Items listed in a dataset:
_ _ _ _ _ _ _
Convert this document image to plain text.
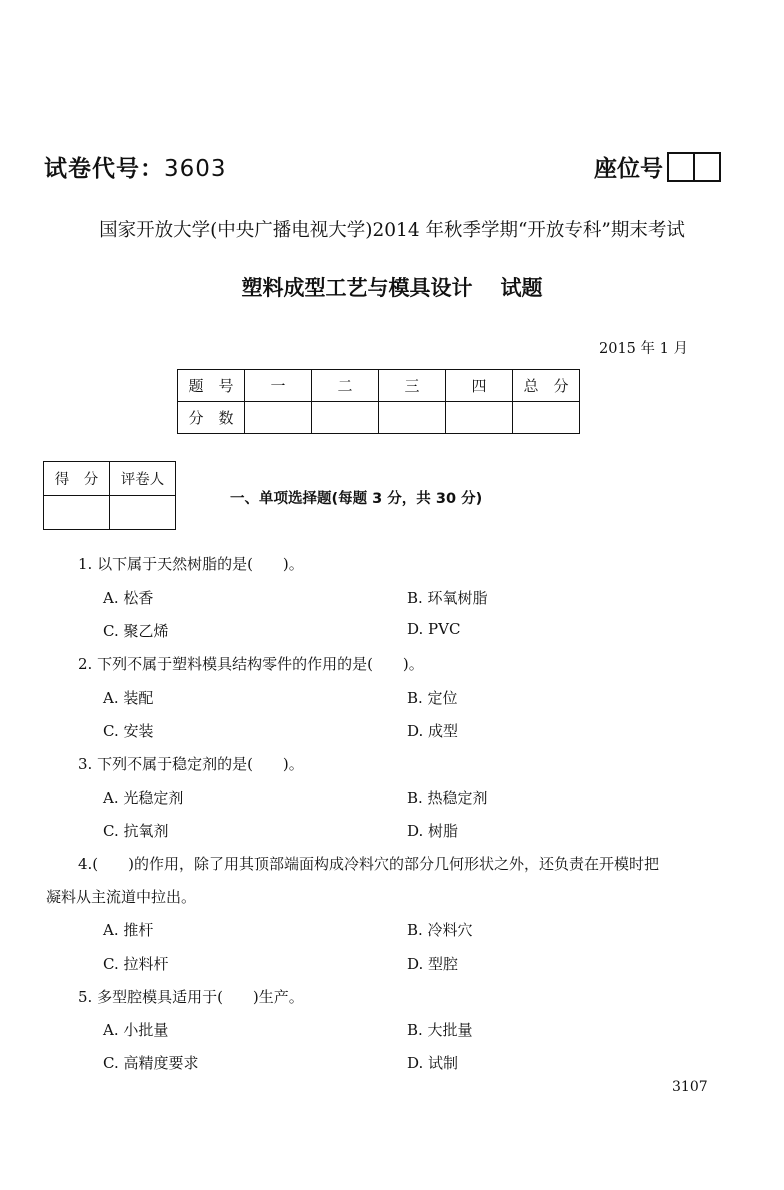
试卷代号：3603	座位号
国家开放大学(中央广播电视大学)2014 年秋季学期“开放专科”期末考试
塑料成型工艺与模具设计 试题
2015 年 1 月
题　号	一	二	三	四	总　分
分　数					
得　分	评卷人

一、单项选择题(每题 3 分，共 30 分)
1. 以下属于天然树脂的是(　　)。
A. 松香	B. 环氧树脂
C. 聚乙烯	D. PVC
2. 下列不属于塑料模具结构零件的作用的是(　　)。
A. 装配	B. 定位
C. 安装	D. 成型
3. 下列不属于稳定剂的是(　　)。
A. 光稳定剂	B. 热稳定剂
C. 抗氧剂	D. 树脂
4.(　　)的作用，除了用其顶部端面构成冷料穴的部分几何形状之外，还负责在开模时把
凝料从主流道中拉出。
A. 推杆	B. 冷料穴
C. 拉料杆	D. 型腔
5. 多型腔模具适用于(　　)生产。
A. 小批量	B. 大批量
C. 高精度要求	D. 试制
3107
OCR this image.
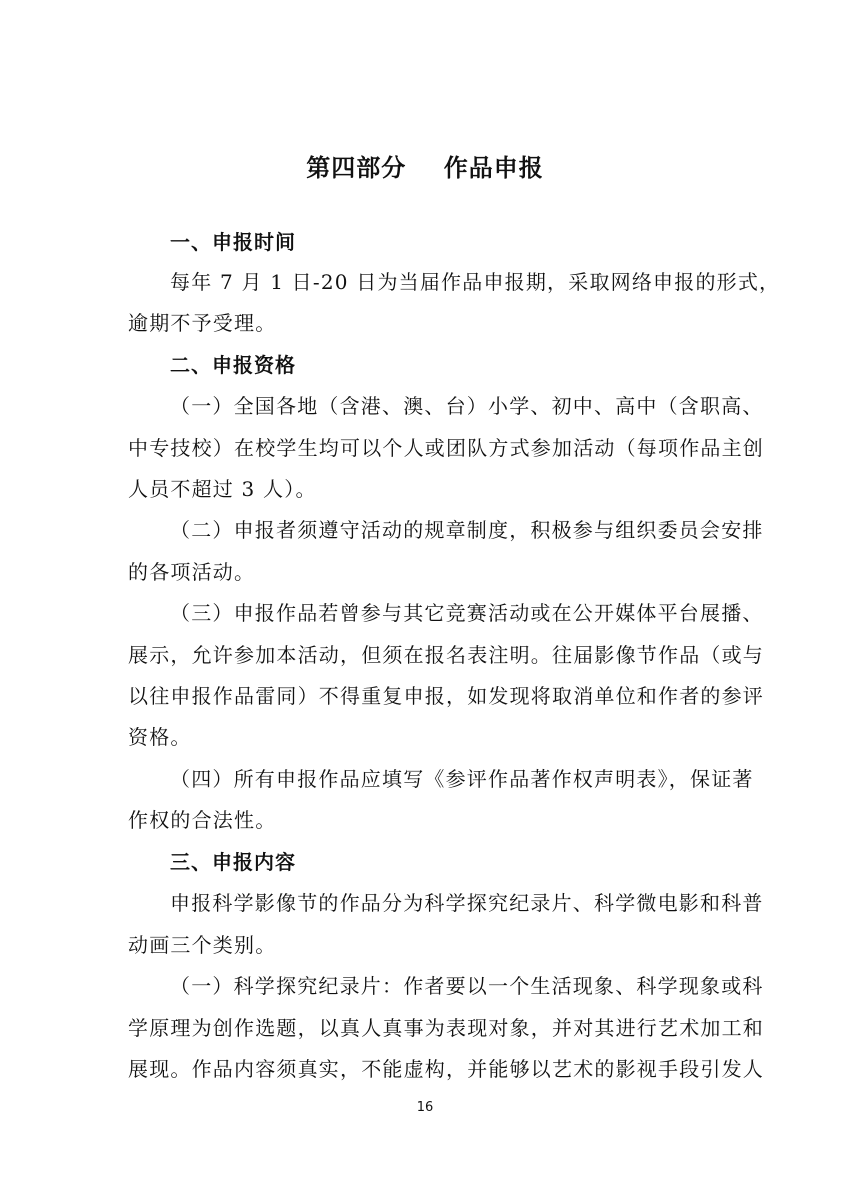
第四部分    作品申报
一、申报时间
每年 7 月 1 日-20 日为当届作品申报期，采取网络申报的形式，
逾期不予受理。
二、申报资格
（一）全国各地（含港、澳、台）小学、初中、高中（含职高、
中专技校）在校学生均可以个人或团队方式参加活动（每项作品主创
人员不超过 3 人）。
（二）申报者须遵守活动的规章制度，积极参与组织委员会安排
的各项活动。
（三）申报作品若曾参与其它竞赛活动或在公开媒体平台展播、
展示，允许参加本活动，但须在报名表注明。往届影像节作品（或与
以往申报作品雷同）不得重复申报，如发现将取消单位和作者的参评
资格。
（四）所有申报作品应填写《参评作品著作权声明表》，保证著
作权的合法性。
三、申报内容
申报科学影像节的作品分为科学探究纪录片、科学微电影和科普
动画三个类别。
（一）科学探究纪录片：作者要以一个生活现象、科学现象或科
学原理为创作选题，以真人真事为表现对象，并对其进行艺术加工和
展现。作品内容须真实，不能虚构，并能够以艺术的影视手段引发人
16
_ _ _ _ _ _ _
**What you should do**. Output the lines above in full and exactly as given, omitting any pictures.

**Output below**.
Convert this document image to plain text.
试卷代号：3603	座位号
国家开放大学(中央广播电视大学)2014 年秋季学期“开放专科”期末考试
塑料成型工艺与模具设计 试题
2015 年 1 月
题　号	一	二	三	四	总　分
分　数					
得　分	评卷人

一、单项选择题(每题 3 分，共 30 分)
1. 以下属于天然树脂的是(　　)。
A. 松香	B. 环氧树脂
C. 聚乙烯	D. PVC
2. 下列不属于塑料模具结构零件的作用的是(　　)。
A. 装配	B. 定位
C. 安装	D. 成型
3. 下列不属于稳定剂的是(　　)。
A. 光稳定剂	B. 热稳定剂
C. 抗氧剂	D. 树脂
4.(　　)的作用，除了用其顶部端面构成冷料穴的部分几何形状之外，还负责在开模时把
凝料从主流道中拉出。
A. 推杆	B. 冷料穴
C. 拉料杆	D. 型腔
5. 多型腔模具适用于(　　)生产。
A. 小批量	B. 大批量
C. 高精度要求	D. 试制
3107
OCR this image.
第四部分    作品申报
一、申报时间
每年 7 月 1 日-20 日为当届作品申报期，采取网络申报的形式，
逾期不予受理。
二、申报资格
（一）全国各地（含港、澳、台）小学、初中、高中（含职高、
中专技校）在校学生均可以个人或团队方式参加活动（每项作品主创
人员不超过 3 人）。
（二）申报者须遵守活动的规章制度，积极参与组织委员会安排
的各项活动。
（三）申报作品若曾参与其它竞赛活动或在公开媒体平台展播、
展示，允许参加本活动，但须在报名表注明。往届影像节作品（或与
以往申报作品雷同）不得重复申报，如发现将取消单位和作者的参评
资格。
（四）所有申报作品应填写《参评作品著作权声明表》，保证著
作权的合法性。
三、申报内容
申报科学影像节的作品分为科学探究纪录片、科学微电影和科普
动画三个类别。
（一）科学探究纪录片：作者要以一个生活现象、科学现象或科
学原理为创作选题，以真人真事为表现对象，并对其进行艺术加工和
展现。作品内容须真实，不能虚构，并能够以艺术的影视手段引发人
16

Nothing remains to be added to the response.